##### EXERCISE INPUT #####

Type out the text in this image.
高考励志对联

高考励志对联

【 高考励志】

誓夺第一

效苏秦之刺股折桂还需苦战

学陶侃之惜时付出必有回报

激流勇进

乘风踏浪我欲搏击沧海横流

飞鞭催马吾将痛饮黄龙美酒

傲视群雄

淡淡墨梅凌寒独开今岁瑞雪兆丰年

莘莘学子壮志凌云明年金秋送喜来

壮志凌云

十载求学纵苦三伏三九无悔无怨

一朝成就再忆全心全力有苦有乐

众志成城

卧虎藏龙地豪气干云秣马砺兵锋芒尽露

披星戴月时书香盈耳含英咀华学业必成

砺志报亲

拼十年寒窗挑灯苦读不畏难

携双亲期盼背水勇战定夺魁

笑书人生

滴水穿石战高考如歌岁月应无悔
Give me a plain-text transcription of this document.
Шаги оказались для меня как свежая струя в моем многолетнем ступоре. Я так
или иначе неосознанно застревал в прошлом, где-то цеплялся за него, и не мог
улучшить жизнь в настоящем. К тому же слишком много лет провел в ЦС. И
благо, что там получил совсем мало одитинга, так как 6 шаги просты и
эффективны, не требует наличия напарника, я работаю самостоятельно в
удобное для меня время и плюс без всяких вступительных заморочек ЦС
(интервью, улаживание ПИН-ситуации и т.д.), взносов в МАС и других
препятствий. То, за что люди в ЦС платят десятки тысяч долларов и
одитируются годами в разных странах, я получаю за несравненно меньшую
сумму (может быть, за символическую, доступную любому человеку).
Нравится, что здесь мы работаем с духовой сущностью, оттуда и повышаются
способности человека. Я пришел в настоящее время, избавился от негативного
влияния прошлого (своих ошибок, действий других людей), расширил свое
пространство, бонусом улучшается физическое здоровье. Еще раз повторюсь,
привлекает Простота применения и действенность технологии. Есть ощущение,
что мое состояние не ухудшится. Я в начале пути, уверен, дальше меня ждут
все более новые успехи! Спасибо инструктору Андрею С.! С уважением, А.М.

#####

Faithfully transcribe the whole of the data.

ANSWER FOR THIS EXERCISE:
Type out the text in this image.
高考励志对联

高考励志对联

【 高考励志】

誓夺第一

效苏秦之刺股折桂还需苦战

学陶侃之惜时付出必有回报

激流勇进

乘风踏浪我欲搏击沧海横流

飞鞭催马吾将痛饮黄龙美酒

傲视群雄

淡淡墨梅凌寒独开今岁瑞雪兆丰年

莘莘学子壮志凌云明年金秋送喜来

壮志凌云

十载求学纵苦三伏三九无悔无怨

一朝成就再忆全心全力有苦有乐

众志成城

卧虎藏龙地豪气干云秣马砺兵锋芒尽露

披星戴月时书香盈耳含英咀华学业必成

砺志报亲

拼十年寒窗挑灯苦读不畏难

携双亲期盼背水勇战定夺魁

笑书人生

滴水穿石战高考如歌岁月应无悔
Give me a plain-text transcription of this document.
Шаги оказались для меня как свежая струя в моем многолетнем ступоре. Я так
или иначе неосознанно застревал в прошлом, где-то цеплялся за него, и не мог
улучшить жизнь в настоящем. К тому же слишком много лет провел в ЦС. И
благо, что там получил совсем мало одитинга, так как 6 шаги просты и
эффективны, не требует наличия напарника, я работаю самостоятельно в
удобное для меня время и плюс без всяких вступительных заморочек ЦС
(интервью, улаживание ПИН-ситуации и т.д.), взносов в МАС и других
препятствий. То, за что люди в ЦС платят десятки тысяч долларов и
одитируются годами в разных странах, я получаю за несравненно меньшую
сумму (может быть, за символическую, доступную любому человеку).
Нравится, что здесь мы работаем с духовой сущностью, оттуда и повышаются
способности человека. Я пришел в настоящее время, избавился от негативного
влияния прошлого (своих ошибок, действий других людей), расширил свое
пространство, бонусом улучшается физическое здоровье. Еще раз повторюсь,
привлекает Простота применения и действенность технологии. Есть ощущение,
что мое состояние не ухудшится. Я в начале пути, уверен, дальше меня ждут
все более новые успехи! Спасибо инструктору Андрею С.! С уважением, А.М.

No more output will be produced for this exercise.